Direction:
Write every line of the material out exactly as shown.

Data records
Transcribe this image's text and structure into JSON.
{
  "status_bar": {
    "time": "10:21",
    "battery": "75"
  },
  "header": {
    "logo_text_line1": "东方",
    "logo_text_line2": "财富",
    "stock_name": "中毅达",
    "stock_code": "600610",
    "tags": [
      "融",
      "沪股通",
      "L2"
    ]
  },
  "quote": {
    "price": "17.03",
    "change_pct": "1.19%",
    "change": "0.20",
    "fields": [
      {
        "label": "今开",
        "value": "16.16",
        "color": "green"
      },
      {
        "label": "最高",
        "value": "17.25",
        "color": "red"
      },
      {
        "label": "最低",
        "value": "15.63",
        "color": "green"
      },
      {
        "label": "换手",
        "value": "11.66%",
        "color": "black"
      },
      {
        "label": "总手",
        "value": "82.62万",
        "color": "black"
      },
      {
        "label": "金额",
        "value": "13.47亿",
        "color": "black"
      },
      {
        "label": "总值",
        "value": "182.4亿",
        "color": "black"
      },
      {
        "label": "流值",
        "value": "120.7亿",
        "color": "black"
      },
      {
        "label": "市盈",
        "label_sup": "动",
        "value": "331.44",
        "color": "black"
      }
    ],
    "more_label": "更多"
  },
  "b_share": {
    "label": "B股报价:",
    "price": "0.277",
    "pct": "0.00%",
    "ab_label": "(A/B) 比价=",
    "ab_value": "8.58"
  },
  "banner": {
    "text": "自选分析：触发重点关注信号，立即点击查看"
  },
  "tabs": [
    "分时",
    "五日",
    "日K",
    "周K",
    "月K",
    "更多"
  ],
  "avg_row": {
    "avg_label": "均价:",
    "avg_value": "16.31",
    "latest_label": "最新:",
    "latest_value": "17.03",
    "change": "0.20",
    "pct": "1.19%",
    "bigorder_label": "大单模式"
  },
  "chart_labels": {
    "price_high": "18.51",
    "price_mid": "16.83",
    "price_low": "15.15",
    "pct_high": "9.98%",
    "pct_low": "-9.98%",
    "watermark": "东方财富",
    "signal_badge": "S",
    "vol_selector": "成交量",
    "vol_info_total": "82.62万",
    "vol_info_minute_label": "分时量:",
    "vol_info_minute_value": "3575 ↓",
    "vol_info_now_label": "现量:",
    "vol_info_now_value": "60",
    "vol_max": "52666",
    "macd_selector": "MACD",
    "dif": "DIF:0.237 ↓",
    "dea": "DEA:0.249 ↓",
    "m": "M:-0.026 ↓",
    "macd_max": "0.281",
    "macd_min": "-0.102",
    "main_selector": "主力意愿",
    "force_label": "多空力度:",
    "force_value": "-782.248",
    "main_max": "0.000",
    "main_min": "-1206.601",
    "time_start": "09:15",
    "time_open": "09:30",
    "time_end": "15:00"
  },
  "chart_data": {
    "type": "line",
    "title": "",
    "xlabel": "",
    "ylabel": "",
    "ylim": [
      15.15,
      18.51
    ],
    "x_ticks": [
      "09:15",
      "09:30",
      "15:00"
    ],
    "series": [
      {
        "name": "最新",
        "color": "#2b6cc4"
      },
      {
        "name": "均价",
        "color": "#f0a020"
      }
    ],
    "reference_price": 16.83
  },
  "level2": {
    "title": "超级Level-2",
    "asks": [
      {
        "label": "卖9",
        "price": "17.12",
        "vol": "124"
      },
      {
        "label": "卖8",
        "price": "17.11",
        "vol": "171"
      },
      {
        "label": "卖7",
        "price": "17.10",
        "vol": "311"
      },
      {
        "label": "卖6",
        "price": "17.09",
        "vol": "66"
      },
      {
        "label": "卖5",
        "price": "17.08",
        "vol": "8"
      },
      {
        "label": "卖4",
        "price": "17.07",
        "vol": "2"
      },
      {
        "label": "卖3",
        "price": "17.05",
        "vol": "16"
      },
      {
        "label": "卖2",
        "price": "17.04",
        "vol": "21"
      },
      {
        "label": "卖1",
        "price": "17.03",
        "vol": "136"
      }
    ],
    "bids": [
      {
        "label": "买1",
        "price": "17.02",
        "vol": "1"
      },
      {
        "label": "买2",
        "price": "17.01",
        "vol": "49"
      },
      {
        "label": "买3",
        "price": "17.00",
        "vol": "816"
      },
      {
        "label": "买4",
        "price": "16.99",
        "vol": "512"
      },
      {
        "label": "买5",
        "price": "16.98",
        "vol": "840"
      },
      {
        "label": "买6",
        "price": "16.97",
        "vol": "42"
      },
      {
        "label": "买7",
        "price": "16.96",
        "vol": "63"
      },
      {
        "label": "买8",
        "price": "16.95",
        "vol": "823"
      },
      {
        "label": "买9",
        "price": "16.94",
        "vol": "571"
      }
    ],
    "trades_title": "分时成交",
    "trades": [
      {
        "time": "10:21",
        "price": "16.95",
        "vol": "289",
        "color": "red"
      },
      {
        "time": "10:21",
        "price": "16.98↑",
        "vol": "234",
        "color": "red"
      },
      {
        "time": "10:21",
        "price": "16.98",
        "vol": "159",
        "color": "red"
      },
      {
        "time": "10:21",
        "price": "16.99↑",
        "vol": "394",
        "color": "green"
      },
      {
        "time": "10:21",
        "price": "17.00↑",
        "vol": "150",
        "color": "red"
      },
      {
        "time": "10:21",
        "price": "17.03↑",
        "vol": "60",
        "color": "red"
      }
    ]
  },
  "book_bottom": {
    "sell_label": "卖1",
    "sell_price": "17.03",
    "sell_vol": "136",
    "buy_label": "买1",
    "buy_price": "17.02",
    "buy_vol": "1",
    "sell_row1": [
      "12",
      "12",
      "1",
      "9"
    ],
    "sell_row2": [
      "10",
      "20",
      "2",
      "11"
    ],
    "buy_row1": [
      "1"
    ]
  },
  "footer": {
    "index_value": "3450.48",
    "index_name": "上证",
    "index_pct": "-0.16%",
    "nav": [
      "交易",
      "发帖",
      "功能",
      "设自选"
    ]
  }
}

Task solution:
Transcribe this image's text and structure into JSON.
{
  "status_bar": {
    "time": "10:21",
    "battery": "75"
  },
  "header": {
    "logo_text_line1": "东方",
    "logo_text_line2": "财富",
    "stock_name": "中毅达",
    "stock_code": "600610",
    "tags": [
      "融",
      "沪股通",
      "L2"
    ]
  },
  "quote": {
    "price": "17.03",
    "change_pct": "1.19%",
    "change": "0.20",
    "fields": [
      {
        "label": "今开",
        "value": "16.16",
        "color": "green"
      },
      {
        "label": "最高",
        "value": "17.25",
        "color": "red"
      },
      {
        "label": "最低",
        "value": "15.63",
        "color": "green"
      },
      {
        "label": "换手",
        "value": "11.66%",
        "color": "black"
      },
      {
        "label": "总手",
        "value": "82.62万",
        "color": "black"
      },
      {
        "label": "金额",
        "value": "13.47亿",
        "color": "black"
      },
      {
        "label": "总值",
        "value": "182.4亿",
        "color": "black"
      },
      {
        "label": "流值",
        "value": "120.7亿",
        "color": "black"
      },
      {
        "label": "市盈",
        "label_sup": "动",
        "value": "331.44",
        "color": "black"
      }
    ],
    "more_label": "更多"
  },
  "b_share": {
    "label": "B股报价:",
    "price": "0.277",
    "pct": "0.00%",
    "ab_label": "(A/B) 比价=",
    "ab_value": "8.58"
  },
  "banner": {
    "text": "自选分析：触发重点关注信号，立即点击查看"
  },
  "tabs": [
    "分时",
    "五日",
    "日K",
    "周K",
    "月K",
    "更多"
  ],
  "avg_row": {
    "avg_label": "均价:",
    "avg_value": "16.31",
    "latest_label": "最新:",
    "latest_value": "17.03",
    "change": "0.20",
    "pct": "1.19%",
    "bigorder_label": "大单模式"
  },
  "chart_labels": {
    "price_high": "18.51",
    "price_mid": "16.83",
    "price_low": "15.15",
    "pct_high": "9.98%",
    "pct_low": "-9.98%",
    "watermark": "东方财富",
    "signal_badge": "S",
    "vol_selector": "成交量",
    "vol_info_total": "82.62万",
    "vol_info_minute_label": "分时量:",
    "vol_info_minute_value": "3575 ↓",
    "vol_info_now_label": "现量:",
    "vol_info_now_value": "60",
    "vol_max": "52666",
    "macd_selector": "MACD",
    "dif": "DIF:0.237 ↓",
    "dea": "DEA:0.249 ↓",
    "m": "M:-0.026 ↓",
    "macd_max": "0.281",
    "macd_min": "-0.102",
    "main_selector": "主力意愿",
    "force_label": "多空力度:",
    "force_value": "-782.248",
    "main_max": "0.000",
    "main_min": "-1206.601",
    "time_start": "09:15",
    "time_open": "09:30",
    "time_end": "15:00"
  },
  "chart_data": {
    "type": "line",
    "title": "",
    "xlabel": "",
    "ylabel": "",
    "ylim": [
      15.15,
      18.51
    ],
    "x_ticks": [
      "09:15",
      "09:30",
      "15:00"
    ],
    "series": [
      {
        "name": "最新",
        "color": "#2b6cc4"
      },
      {
        "name": "均价",
        "color": "#f0a020"
      }
    ],
    "reference_price": 16.83
  },
  "level2": {
    "title": "超级Level-2",
    "asks": [
      {
        "label": "卖9",
        "price": "17.12",
        "vol": "124"
      },
      {
        "label": "卖8",
        "price": "17.11",
        "vol": "171"
      },
      {
        "label": "卖7",
        "price": "17.10",
        "vol": "311"
      },
      {
        "label": "卖6",
        "price": "17.09",
        "vol": "66"
      },
      {
        "label": "卖5",
        "price": "17.08",
        "vol": "8"
      },
      {
        "label": "卖4",
        "price": "17.07",
        "vol": "2"
      },
      {
        "label": "卖3",
        "price": "17.05",
        "vol": "16"
      },
      {
        "label": "卖2",
        "price": "17.04",
        "vol": "21"
      },
      {
        "label": "卖1",
        "price": "17.03",
        "vol": "136"
      }
    ],
    "bids": [
      {
        "label": "买1",
        "price": "17.02",
        "vol": "1"
      },
      {
        "label": "买2",
        "price": "17.01",
        "vol": "49"
      },
      {
        "label": "买3",
        "price": "17.00",
        "vol": "816"
      },
      {
        "label": "买4",
        "price": "16.99",
        "vol": "512"
      },
      {
        "label": "买5",
        "price": "16.98",
        "vol": "840"
      },
      {
        "label": "买6",
        "price": "16.97",
        "vol": "42"
      },
      {
        "label": "买7",
        "price": "16.96",
        "vol": "63"
      },
      {
        "label": "买8",
        "price": "16.95",
        "vol": "823"
      },
      {
        "label": "买9",
        "price": "16.94",
        "vol": "571"
      }
    ],
    "trades_title": "分时成交",
    "trades": [
      {
        "time": "10:21",
        "price": "16.95",
        "vol": "289",
        "color": "red"
      },
      {
        "time": "10:21",
        "price": "16.98↑",
        "vol": "234",
        "color": "red"
      },
      {
        "time": "10:21",
        "price": "16.98",
        "vol": "159",
        "color": "red"
      },
      {
        "time": "10:21",
        "price": "16.99↑",
        "vol": "394",
        "color": "green"
      },
      {
        "time": "10:21",
        "price": "17.00↑",
        "vol": "150",
        "color": "red"
      },
      {
        "time": "10:21",
        "price": "17.03↑",
        "vol": "60",
        "color": "red"
      }
    ]
  },
  "book_bottom": {
    "sell_label": "卖1",
    "sell_price": "17.03",
    "sell_vol": "136",
    "buy_label": "买1",
    "buy_price": "17.02",
    "buy_vol": "1",
    "sell_row1": [
      "12",
      "12",
      "1",
      "9"
    ],
    "sell_row2": [
      "10",
      "20",
      "2",
      "11"
    ],
    "buy_row1": [
      "1"
    ]
  },
  "footer": {
    "index_value": "3450.48",
    "index_name": "上证",
    "index_pct": "-0.16%",
    "nav": [
      "交易",
      "发帖",
      "功能",
      "设自选"
    ]
  }
}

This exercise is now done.